Word for word, transcribe the lines below and drop the pictures.

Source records
※ ※ ※

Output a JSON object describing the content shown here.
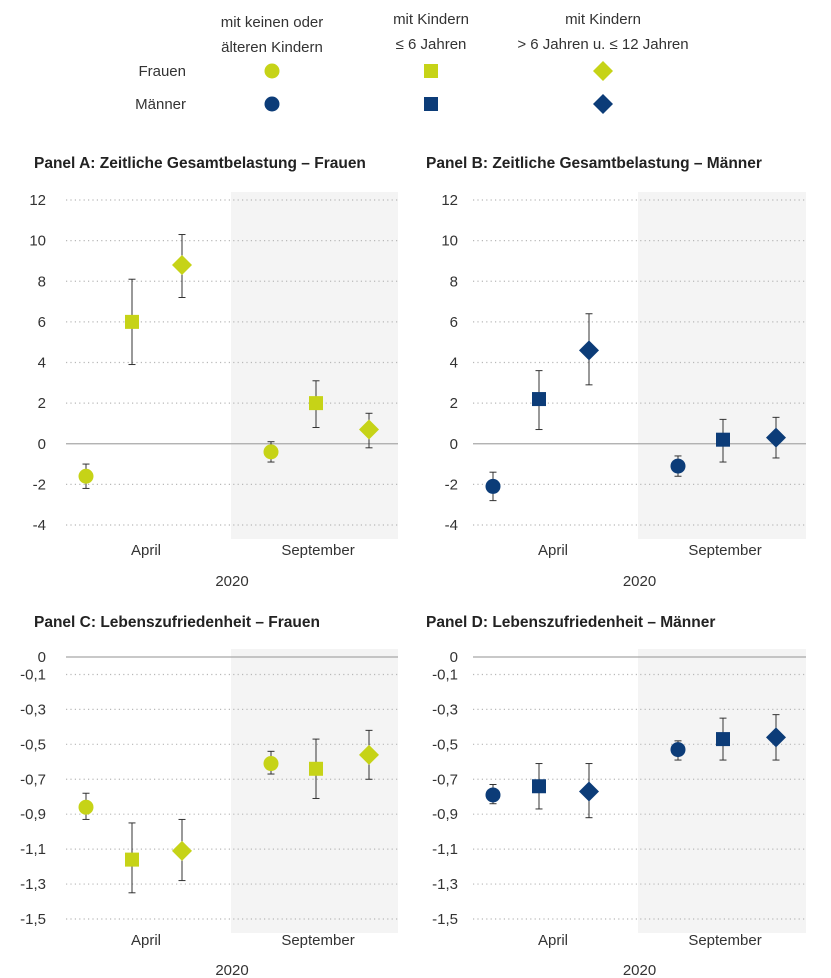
{
  "legend": {
    "columns": [
      "mit keinen oder älteren Kindern",
      "mit Kindern ≤ 6 Jahren",
      "mit Kindern > 6 Jahren u. ≤ 12 Jahren"
    ],
    "column_lines": [
      [
        "mit keinen oder",
        "älteren Kindern"
      ],
      [
        "mit Kindern",
        "≤ 6 Jahren"
      ],
      [
        "mit Kindern",
        "> 6 Jahren u. ≤ 12 Jahren"
      ]
    ],
    "rows": [
      "Frauen",
      "Männer"
    ],
    "markers": [
      "circle",
      "square",
      "diamond"
    ]
  },
  "colors": {
    "frauen": "#c6d317",
    "maenner": "#0c3c78",
    "shade": "#f4f4f4",
    "grid": "#b8b8b8",
    "zero": "#a8a8a8",
    "errbar": "#333333"
  },
  "chart_data": [
    {
      "type": "scatter",
      "title": "Panel A: Zeitliche Gesamtbelastung – Frauen",
      "group": "frauen",
      "categories": [
        "April",
        "September"
      ],
      "xlabel": "2020",
      "ylim": [
        -4,
        12
      ],
      "yticks": [
        12,
        10,
        8,
        6,
        4,
        2,
        0,
        -2,
        -4
      ],
      "ytick_labels": [
        "12",
        "10",
        "8",
        "6",
        "4",
        "2",
        "0",
        "-2",
        "-4"
      ],
      "baseline": 0,
      "shaded_category": "September",
      "grid": "dotted",
      "series": [
        {
          "name": "mit keinen oder älteren Kindern",
          "marker": "circle",
          "values": [
            -1.6,
            -0.4
          ],
          "lower": [
            -2.2,
            -0.9
          ],
          "upper": [
            -1.0,
            0.1
          ]
        },
        {
          "name": "mit Kindern ≤ 6 Jahren",
          "marker": "square",
          "values": [
            6.0,
            2.0
          ],
          "lower": [
            3.9,
            0.8
          ],
          "upper": [
            8.1,
            3.1
          ]
        },
        {
          "name": "mit Kindern > 6 Jahren u. ≤ 12 Jahren",
          "marker": "diamond",
          "values": [
            8.8,
            0.7
          ],
          "lower": [
            7.2,
            -0.2
          ],
          "upper": [
            10.3,
            1.5
          ]
        }
      ]
    },
    {
      "type": "scatter",
      "title": "Panel B: Zeitliche Gesamtbelastung – Männer",
      "group": "maenner",
      "categories": [
        "April",
        "September"
      ],
      "xlabel": "2020",
      "ylim": [
        -4,
        12
      ],
      "yticks": [
        12,
        10,
        8,
        6,
        4,
        2,
        0,
        -2,
        -4
      ],
      "ytick_labels": [
        "12",
        "10",
        "8",
        "6",
        "4",
        "2",
        "0",
        "-2",
        "-4"
      ],
      "baseline": 0,
      "shaded_category": "September",
      "grid": "dotted",
      "series": [
        {
          "name": "mit keinen oder älteren Kindern",
          "marker": "circle",
          "values": [
            -2.1,
            -1.1
          ],
          "lower": [
            -2.8,
            -1.6
          ],
          "upper": [
            -1.4,
            -0.6
          ]
        },
        {
          "name": "mit Kindern ≤ 6 Jahren",
          "marker": "square",
          "values": [
            2.2,
            0.2
          ],
          "lower": [
            0.7,
            -0.9
          ],
          "upper": [
            3.6,
            1.2
          ]
        },
        {
          "name": "mit Kindern > 6 Jahren u. ≤ 12 Jahren",
          "marker": "diamond",
          "values": [
            4.6,
            0.3
          ],
          "lower": [
            2.9,
            -0.7
          ],
          "upper": [
            6.4,
            1.3
          ]
        }
      ]
    },
    {
      "type": "scatter",
      "title": "Panel C: Lebenszufriedenheit – Frauen",
      "group": "frauen",
      "categories": [
        "April",
        "September"
      ],
      "xlabel": "2020",
      "ylim": [
        -1.5,
        0
      ],
      "yticks": [
        0,
        -0.1,
        -0.3,
        -0.5,
        -0.7,
        -0.9,
        -1.1,
        -1.3,
        -1.5
      ],
      "ytick_labels": [
        "0",
        "-0,1",
        "-0,3",
        "-0,5",
        "-0,7",
        "-0,9",
        "-1,1",
        "-1,3",
        "-1,5"
      ],
      "baseline": 0,
      "shaded_category": "September",
      "grid": "dotted",
      "series": [
        {
          "name": "mit keinen oder älteren Kindern",
          "marker": "circle",
          "values": [
            -0.86,
            -0.61
          ],
          "lower": [
            -0.93,
            -0.67
          ],
          "upper": [
            -0.78,
            -0.54
          ]
        },
        {
          "name": "mit Kindern ≤ 6 Jahren",
          "marker": "square",
          "values": [
            -1.16,
            -0.64
          ],
          "lower": [
            -1.35,
            -0.81
          ],
          "upper": [
            -0.95,
            -0.47
          ]
        },
        {
          "name": "mit Kindern > 6 Jahren u. ≤ 12 Jahren",
          "marker": "diamond",
          "values": [
            -1.11,
            -0.56
          ],
          "lower": [
            -1.28,
            -0.7
          ],
          "upper": [
            -0.93,
            -0.42
          ]
        }
      ]
    },
    {
      "type": "scatter",
      "title": "Panel D: Lebenszufriedenheit – Männer",
      "group": "maenner",
      "categories": [
        "April",
        "September"
      ],
      "xlabel": "2020",
      "ylim": [
        -1.5,
        0
      ],
      "yticks": [
        0,
        -0.1,
        -0.3,
        -0.5,
        -0.7,
        -0.9,
        -1.1,
        -1.3,
        -1.5
      ],
      "ytick_labels": [
        "0",
        "-0,1",
        "-0,3",
        "-0,5",
        "-0,7",
        "-0,9",
        "-1,1",
        "-1,3",
        "-1,5"
      ],
      "baseline": 0,
      "shaded_category": "September",
      "grid": "dotted",
      "series": [
        {
          "name": "mit keinen oder älteren Kindern",
          "marker": "circle",
          "values": [
            -0.79,
            -0.53
          ],
          "lower": [
            -0.84,
            -0.59
          ],
          "upper": [
            -0.73,
            -0.48
          ]
        },
        {
          "name": "mit Kindern ≤ 6 Jahren",
          "marker": "square",
          "values": [
            -0.74,
            -0.47
          ],
          "lower": [
            -0.87,
            -0.59
          ],
          "upper": [
            -0.61,
            -0.35
          ]
        },
        {
          "name": "mit Kindern > 6 Jahren u. ≤ 12 Jahren",
          "marker": "diamond",
          "values": [
            -0.77,
            -0.46
          ],
          "lower": [
            -0.92,
            -0.59
          ],
          "upper": [
            -0.61,
            -0.33
          ]
        }
      ]
    }
  ]
}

※ ※ ※

FINAL ANSWER:
Output a JSON object describing the content shown here.
{
  "legend": {
    "columns": [
      "mit keinen oder älteren Kindern",
      "mit Kindern ≤ 6 Jahren",
      "mit Kindern > 6 Jahren u. ≤ 12 Jahren"
    ],
    "column_lines": [
      [
        "mit keinen oder",
        "älteren Kindern"
      ],
      [
        "mit Kindern",
        "≤ 6 Jahren"
      ],
      [
        "mit Kindern",
        "> 6 Jahren u. ≤ 12 Jahren"
      ]
    ],
    "rows": [
      "Frauen",
      "Männer"
    ],
    "markers": [
      "circle",
      "square",
      "diamond"
    ]
  },
  "colors": {
    "frauen": "#c6d317",
    "maenner": "#0c3c78",
    "shade": "#f4f4f4",
    "grid": "#b8b8b8",
    "zero": "#a8a8a8",
    "errbar": "#333333"
  },
  "chart_data": [
    {
      "type": "scatter",
      "title": "Panel A: Zeitliche Gesamtbelastung – Frauen",
      "group": "frauen",
      "categories": [
        "April",
        "September"
      ],
      "xlabel": "2020",
      "ylim": [
        -4,
        12
      ],
      "yticks": [
        12,
        10,
        8,
        6,
        4,
        2,
        0,
        -2,
        -4
      ],
      "ytick_labels": [
        "12",
        "10",
        "8",
        "6",
        "4",
        "2",
        "0",
        "-2",
        "-4"
      ],
      "baseline": 0,
      "shaded_category": "September",
      "grid": "dotted",
      "series": [
        {
          "name": "mit keinen oder älteren Kindern",
          "marker": "circle",
          "values": [
            -1.6,
            -0.4
          ],
          "lower": [
            -2.2,
            -0.9
          ],
          "upper": [
            -1.0,
            0.1
          ]
        },
        {
          "name": "mit Kindern ≤ 6 Jahren",
          "marker": "square",
          "values": [
            6.0,
            2.0
          ],
          "lower": [
            3.9,
            0.8
          ],
          "upper": [
            8.1,
            3.1
          ]
        },
        {
          "name": "mit Kindern > 6 Jahren u. ≤ 12 Jahren",
          "marker": "diamond",
          "values": [
            8.8,
            0.7
          ],
          "lower": [
            7.2,
            -0.2
          ],
          "upper": [
            10.3,
            1.5
          ]
        }
      ]
    },
    {
      "type": "scatter",
      "title": "Panel B: Zeitliche Gesamtbelastung – Männer",
      "group": "maenner",
      "categories": [
        "April",
        "September"
      ],
      "xlabel": "2020",
      "ylim": [
        -4,
        12
      ],
      "yticks": [
        12,
        10,
        8,
        6,
        4,
        2,
        0,
        -2,
        -4
      ],
      "ytick_labels": [
        "12",
        "10",
        "8",
        "6",
        "4",
        "2",
        "0",
        "-2",
        "-4"
      ],
      "baseline": 0,
      "shaded_category": "September",
      "grid": "dotted",
      "series": [
        {
          "name": "mit keinen oder älteren Kindern",
          "marker": "circle",
          "values": [
            -2.1,
            -1.1
          ],
          "lower": [
            -2.8,
            -1.6
          ],
          "upper": [
            -1.4,
            -0.6
          ]
        },
        {
          "name": "mit Kindern ≤ 6 Jahren",
          "marker": "square",
          "values": [
            2.2,
            0.2
          ],
          "lower": [
            0.7,
            -0.9
          ],
          "upper": [
            3.6,
            1.2
          ]
        },
        {
          "name": "mit Kindern > 6 Jahren u. ≤ 12 Jahren",
          "marker": "diamond",
          "values": [
            4.6,
            0.3
          ],
          "lower": [
            2.9,
            -0.7
          ],
          "upper": [
            6.4,
            1.3
          ]
        }
      ]
    },
    {
      "type": "scatter",
      "title": "Panel C: Lebenszufriedenheit – Frauen",
      "group": "frauen",
      "categories": [
        "April",
        "September"
      ],
      "xlabel": "2020",
      "ylim": [
        -1.5,
        0
      ],
      "yticks": [
        0,
        -0.1,
        -0.3,
        -0.5,
        -0.7,
        -0.9,
        -1.1,
        -1.3,
        -1.5
      ],
      "ytick_labels": [
        "0",
        "-0,1",
        "-0,3",
        "-0,5",
        "-0,7",
        "-0,9",
        "-1,1",
        "-1,3",
        "-1,5"
      ],
      "baseline": 0,
      "shaded_category": "September",
      "grid": "dotted",
      "series": [
        {
          "name": "mit keinen oder älteren Kindern",
          "marker": "circle",
          "values": [
            -0.86,
            -0.61
          ],
          "lower": [
            -0.93,
            -0.67
          ],
          "upper": [
            -0.78,
            -0.54
          ]
        },
        {
          "name": "mit Kindern ≤ 6 Jahren",
          "marker": "square",
          "values": [
            -1.16,
            -0.64
          ],
          "lower": [
            -1.35,
            -0.81
          ],
          "upper": [
            -0.95,
            -0.47
          ]
        },
        {
          "name": "mit Kindern > 6 Jahren u. ≤ 12 Jahren",
          "marker": "diamond",
          "values": [
            -1.11,
            -0.56
          ],
          "lower": [
            -1.28,
            -0.7
          ],
          "upper": [
            -0.93,
            -0.42
          ]
        }
      ]
    },
    {
      "type": "scatter",
      "title": "Panel D: Lebenszufriedenheit – Männer",
      "group": "maenner",
      "categories": [
        "April",
        "September"
      ],
      "xlabel": "2020",
      "ylim": [
        -1.5,
        0
      ],
      "yticks": [
        0,
        -0.1,
        -0.3,
        -0.5,
        -0.7,
        -0.9,
        -1.1,
        -1.3,
        -1.5
      ],
      "ytick_labels": [
        "0",
        "-0,1",
        "-0,3",
        "-0,5",
        "-0,7",
        "-0,9",
        "-1,1",
        "-1,3",
        "-1,5"
      ],
      "baseline": 0,
      "shaded_category": "September",
      "grid": "dotted",
      "series": [
        {
          "name": "mit keinen oder älteren Kindern",
          "marker": "circle",
          "values": [
            -0.79,
            -0.53
          ],
          "lower": [
            -0.84,
            -0.59
          ],
          "upper": [
            -0.73,
            -0.48
          ]
        },
        {
          "name": "mit Kindern ≤ 6 Jahren",
          "marker": "square",
          "values": [
            -0.74,
            -0.47
          ],
          "lower": [
            -0.87,
            -0.59
          ],
          "upper": [
            -0.61,
            -0.35
          ]
        },
        {
          "name": "mit Kindern > 6 Jahren u. ≤ 12 Jahren",
          "marker": "diamond",
          "values": [
            -0.77,
            -0.46
          ],
          "lower": [
            -0.92,
            -0.59
          ],
          "upper": [
            -0.61,
            -0.33
          ]
        }
      ]
    }
  ]
}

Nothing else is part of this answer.